= Exercise details =
Repeat the whole of the data, keeping every detail the same.

= Source material =
--*--
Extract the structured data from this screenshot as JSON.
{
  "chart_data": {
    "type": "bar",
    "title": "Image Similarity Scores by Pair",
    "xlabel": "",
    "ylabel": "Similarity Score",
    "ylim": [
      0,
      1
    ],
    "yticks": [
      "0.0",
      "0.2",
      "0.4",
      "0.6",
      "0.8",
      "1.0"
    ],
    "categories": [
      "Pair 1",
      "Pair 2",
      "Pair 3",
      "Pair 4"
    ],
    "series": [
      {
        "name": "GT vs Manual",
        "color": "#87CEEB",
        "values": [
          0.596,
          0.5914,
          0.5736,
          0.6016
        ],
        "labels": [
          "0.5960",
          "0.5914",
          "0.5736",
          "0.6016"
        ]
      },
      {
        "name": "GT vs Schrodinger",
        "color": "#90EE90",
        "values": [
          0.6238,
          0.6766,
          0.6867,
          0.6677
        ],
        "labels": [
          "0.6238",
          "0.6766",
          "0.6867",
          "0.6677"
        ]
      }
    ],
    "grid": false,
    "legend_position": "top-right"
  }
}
--*--
= Response to the task =
Extract the structured data from this screenshot as JSON.
{
  "chart_data": {
    "type": "bar",
    "title": "Image Similarity Scores by Pair",
    "xlabel": "",
    "ylabel": "Similarity Score",
    "ylim": [
      0,
      1
    ],
    "yticks": [
      "0.0",
      "0.2",
      "0.4",
      "0.6",
      "0.8",
      "1.0"
    ],
    "categories": [
      "Pair 1",
      "Pair 2",
      "Pair 3",
      "Pair 4"
    ],
    "series": [
      {
        "name": "GT vs Manual",
        "color": "#87CEEB",
        "values": [
          0.596,
          0.5914,
          0.5736,
          0.6016
        ],
        "labels": [
          "0.5960",
          "0.5914",
          "0.5736",
          "0.6016"
        ]
      },
      {
        "name": "GT vs Schrodinger",
        "color": "#90EE90",
        "values": [
          0.6238,
          0.6766,
          0.6867,
          0.6677
        ],
        "labels": [
          "0.6238",
          "0.6766",
          "0.6867",
          "0.6677"
        ]
      }
    ],
    "grid": false,
    "legend_position": "top-right"
  }
}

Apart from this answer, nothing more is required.